# Excerpt to read:
▬▬▬▬▬▬
I was, for a while, a columnist, but that was no good, either. To write a good column, I had to work myself into such a state of rage that the week was empty of anything else. I had a schedule of rage, which I followed dutifully; if I wrote on Wednesday, I would be numb on Thursday and would then stoke the rage over the weekend. On Monday, the rage would ebb, to be replaced by terror, which would reach a pitch on Tuesday night, after which I would write what seemed to me not sentences, but tiny, insistent stabs. That is not a job; it is a condition.

I was still at the mercy of the voice, but she had regressed to sludge. She manifested as a cloud of anxiety that travelled with me and occasionally mutated, helpfully, into dread, and then back to anxiety. I was a cartoon character with a personal cloud, Charlie Brown with a mood disorder.

Late summer in 2013, I was sitting in a self-help group. This one was surrounded by a very fine, old graveyard, like a metaphor, with many famous intellectuals in fabulous tombs; we sat calmly with the dead, as if we belonged there. The baby was at home in the cradle. I always said the same thing at this self-help group, and they were very patient with me. If I had published a good article in the previous 24 hours, I was happy because I existed in a form with which I was comfortable, and which other people could recognise and approve of. If not, I moped, and complained that I was not happy. I avoided self-help groups where they talked about their gratitude. I did not believe them.

I listened and thought about how much, then, I hated being an alcoholic. I mourned the lives I could have lived if I had not been cursed with this condition. I could have been an MEP! I could have been a chef! I wondered, in a broad way, what had happened, and what I could do. I became aware, quite suddenly in the quiet by the graveyard, of the constancy of the voice. I had waited, every day for 15 years, to wake up and find she had gone, and that was my error.

I knew then that she has always been there. When I was five, she told me my parents didn’t love me. I remember repeating, very insistently, to my parents that I knew they did not love me, because she had told me so. Evidence doesn’t matter to the voice; she kicks it away. She cherishes a passing piece of thoughtlessness, nurtures a harm. She lives in the small places beneath my conscious mind.
▬▬▬▬▬▬
# Data listing:

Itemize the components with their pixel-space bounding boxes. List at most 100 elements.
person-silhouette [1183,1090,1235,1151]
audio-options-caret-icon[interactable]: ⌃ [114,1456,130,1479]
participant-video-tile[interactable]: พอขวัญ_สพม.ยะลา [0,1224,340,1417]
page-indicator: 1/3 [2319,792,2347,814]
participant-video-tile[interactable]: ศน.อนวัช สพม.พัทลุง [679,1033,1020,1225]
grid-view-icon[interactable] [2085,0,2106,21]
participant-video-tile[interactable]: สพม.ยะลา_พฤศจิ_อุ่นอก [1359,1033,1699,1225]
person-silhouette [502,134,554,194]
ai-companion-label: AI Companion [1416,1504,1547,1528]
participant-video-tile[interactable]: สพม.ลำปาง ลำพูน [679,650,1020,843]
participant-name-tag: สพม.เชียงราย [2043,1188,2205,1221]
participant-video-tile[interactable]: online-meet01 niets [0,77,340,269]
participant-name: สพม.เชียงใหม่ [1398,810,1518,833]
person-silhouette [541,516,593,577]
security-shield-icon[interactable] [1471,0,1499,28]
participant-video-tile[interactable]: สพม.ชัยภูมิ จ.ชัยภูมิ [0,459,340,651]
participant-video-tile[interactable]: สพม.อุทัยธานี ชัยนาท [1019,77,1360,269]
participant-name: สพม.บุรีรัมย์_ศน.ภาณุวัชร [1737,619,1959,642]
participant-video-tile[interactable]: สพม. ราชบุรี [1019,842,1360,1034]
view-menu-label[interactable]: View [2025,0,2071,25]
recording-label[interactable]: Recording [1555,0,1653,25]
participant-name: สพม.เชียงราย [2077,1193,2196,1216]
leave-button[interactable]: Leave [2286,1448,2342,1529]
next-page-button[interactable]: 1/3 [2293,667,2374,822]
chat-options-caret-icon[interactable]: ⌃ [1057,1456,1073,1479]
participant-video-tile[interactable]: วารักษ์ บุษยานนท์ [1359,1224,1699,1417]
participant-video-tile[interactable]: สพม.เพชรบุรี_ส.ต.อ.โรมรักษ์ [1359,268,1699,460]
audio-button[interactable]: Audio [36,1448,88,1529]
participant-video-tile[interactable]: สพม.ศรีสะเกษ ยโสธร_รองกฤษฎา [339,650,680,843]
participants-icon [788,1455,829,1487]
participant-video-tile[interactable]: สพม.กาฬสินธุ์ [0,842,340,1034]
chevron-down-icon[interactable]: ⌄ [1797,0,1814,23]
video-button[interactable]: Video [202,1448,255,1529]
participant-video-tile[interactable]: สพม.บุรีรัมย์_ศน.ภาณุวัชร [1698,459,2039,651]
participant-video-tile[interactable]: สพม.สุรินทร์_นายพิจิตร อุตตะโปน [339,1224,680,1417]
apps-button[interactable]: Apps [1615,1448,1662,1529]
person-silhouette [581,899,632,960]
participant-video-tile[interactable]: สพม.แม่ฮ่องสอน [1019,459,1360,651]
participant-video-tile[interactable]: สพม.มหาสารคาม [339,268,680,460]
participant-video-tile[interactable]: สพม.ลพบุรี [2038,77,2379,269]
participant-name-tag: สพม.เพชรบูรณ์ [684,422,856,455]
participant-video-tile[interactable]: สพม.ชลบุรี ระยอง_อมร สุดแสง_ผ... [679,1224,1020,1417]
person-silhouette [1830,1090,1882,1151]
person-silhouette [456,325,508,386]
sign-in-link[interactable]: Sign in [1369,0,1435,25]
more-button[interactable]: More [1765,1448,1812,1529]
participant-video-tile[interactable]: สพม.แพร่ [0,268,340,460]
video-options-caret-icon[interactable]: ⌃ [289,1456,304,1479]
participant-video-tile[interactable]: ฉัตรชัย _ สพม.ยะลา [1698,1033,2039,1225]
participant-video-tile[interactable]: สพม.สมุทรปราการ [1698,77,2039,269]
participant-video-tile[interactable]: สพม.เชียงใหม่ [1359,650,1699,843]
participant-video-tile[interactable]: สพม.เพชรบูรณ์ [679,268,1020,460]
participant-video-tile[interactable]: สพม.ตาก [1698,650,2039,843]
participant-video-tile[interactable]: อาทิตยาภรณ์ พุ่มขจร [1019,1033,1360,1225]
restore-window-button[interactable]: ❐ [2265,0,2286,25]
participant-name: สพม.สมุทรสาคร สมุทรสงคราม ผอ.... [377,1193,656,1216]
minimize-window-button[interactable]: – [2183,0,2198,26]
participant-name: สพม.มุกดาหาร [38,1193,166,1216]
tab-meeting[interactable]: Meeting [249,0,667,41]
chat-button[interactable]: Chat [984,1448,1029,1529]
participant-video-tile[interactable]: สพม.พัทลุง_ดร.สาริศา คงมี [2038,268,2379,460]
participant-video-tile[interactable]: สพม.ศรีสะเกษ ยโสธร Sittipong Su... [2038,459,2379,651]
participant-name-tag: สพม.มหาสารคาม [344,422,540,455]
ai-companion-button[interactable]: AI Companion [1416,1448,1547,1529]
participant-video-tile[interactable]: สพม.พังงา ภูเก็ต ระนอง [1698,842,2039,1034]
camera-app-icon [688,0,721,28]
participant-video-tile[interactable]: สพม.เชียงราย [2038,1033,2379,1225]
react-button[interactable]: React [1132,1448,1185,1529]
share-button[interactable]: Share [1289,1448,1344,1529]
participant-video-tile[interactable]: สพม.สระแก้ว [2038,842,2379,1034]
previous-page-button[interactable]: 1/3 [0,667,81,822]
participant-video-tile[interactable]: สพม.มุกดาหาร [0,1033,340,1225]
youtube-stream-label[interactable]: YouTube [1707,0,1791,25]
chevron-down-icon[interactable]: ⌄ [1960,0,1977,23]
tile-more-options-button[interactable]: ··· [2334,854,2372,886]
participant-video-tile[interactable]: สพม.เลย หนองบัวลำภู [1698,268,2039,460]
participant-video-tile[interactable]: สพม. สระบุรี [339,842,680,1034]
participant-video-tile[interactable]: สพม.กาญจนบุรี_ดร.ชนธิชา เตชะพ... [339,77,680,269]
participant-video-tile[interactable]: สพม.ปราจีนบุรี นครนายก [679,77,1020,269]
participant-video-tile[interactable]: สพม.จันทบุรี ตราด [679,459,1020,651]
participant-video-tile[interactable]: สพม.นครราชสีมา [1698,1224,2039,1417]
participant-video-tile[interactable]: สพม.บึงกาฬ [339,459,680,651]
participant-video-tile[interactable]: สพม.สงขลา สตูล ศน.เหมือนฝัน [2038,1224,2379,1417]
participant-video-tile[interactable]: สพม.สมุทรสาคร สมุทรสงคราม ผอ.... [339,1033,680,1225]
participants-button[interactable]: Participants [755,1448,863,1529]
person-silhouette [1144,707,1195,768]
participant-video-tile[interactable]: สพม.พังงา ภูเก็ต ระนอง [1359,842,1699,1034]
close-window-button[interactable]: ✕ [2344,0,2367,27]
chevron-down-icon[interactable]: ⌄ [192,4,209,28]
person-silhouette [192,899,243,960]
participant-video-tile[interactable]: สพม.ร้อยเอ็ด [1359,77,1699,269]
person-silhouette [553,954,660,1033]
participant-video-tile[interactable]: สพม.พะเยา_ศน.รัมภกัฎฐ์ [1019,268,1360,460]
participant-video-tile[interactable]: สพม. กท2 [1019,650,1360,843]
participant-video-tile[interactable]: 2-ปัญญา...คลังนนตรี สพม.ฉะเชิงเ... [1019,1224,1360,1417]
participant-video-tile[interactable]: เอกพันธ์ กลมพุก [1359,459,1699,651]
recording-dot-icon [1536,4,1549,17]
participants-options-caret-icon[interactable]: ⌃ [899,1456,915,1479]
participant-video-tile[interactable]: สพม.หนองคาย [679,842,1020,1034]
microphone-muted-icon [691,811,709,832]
▬▬▬▬▬▬
# Things to do:
(a) Extract from the passage on the inner voice the part that begins with the words containing "I was, for a" and ends with "is a condition.", copying it word for word.
(b) Write what comes next in the passage on the inner voice, picking up after its final sentence.

# Answers by item number:
(a)
I was, for a while, a columnist, but that was no good, either. To write a good column, I had to work myself into such a state of rage that the week was empty of anything else. I had a schedule of rage, which I followed dutifully; if I wrote on Wednesday, I would be numb on Thursday and would then stoke the rage over the weekend. On Monday, the rage would ebb, to be replaced by terror, which would reach a pitch on Tuesday night, after which I would write what seemed to me not sentences, but tiny, insistent stabs. That is not a job; it is a condition.

(b)
When I was 10, she said I was friendless at a noisy suburban school. When I was 12, and mooching about the dull streets of Kingston upon Thames, she said I was alone, and probably always would be. For the nine years of my active alcoholism, she told me to drink, first because it wouldn’t harm me – and what else was there? – and then because I couldn’t be saved.

She says only what she can get away with. She could never, for instance, convince me that my sister doesn’t love me; instead, she tormented me, when I was drinking, with the possibility that my sister might die. She wants so much to be believed, this voice, and is almost as pitiful as the other me, which is the one that is writing this story: the one that wants to live. I am quite aware how mad this sounds, but it is the truest narrative of my alcoholism that I can offer. Perhaps in 15 years I will have another one.

We coexist uneasily, today, the voice and I; she tells me to procrastinate over my work, to start fights, to give up. If I am unwary, she can plunge me into the deepest despair, and I have learned to construct an obstacle course to thwart her. It is made only of ordinary human love. Nothing else works.

My son helps me. His is three now, and knows what is important. “I must teach you to play, Mummy,” he says, and invites me, without irony, to pretend to be a monster. Then, of course, the voice whispers, “You have made him a parental child”: a creature who will care for me and not himself. I try to ignore her, because I cannot send her away. But I wonder now if it is she who is afraid, and not I.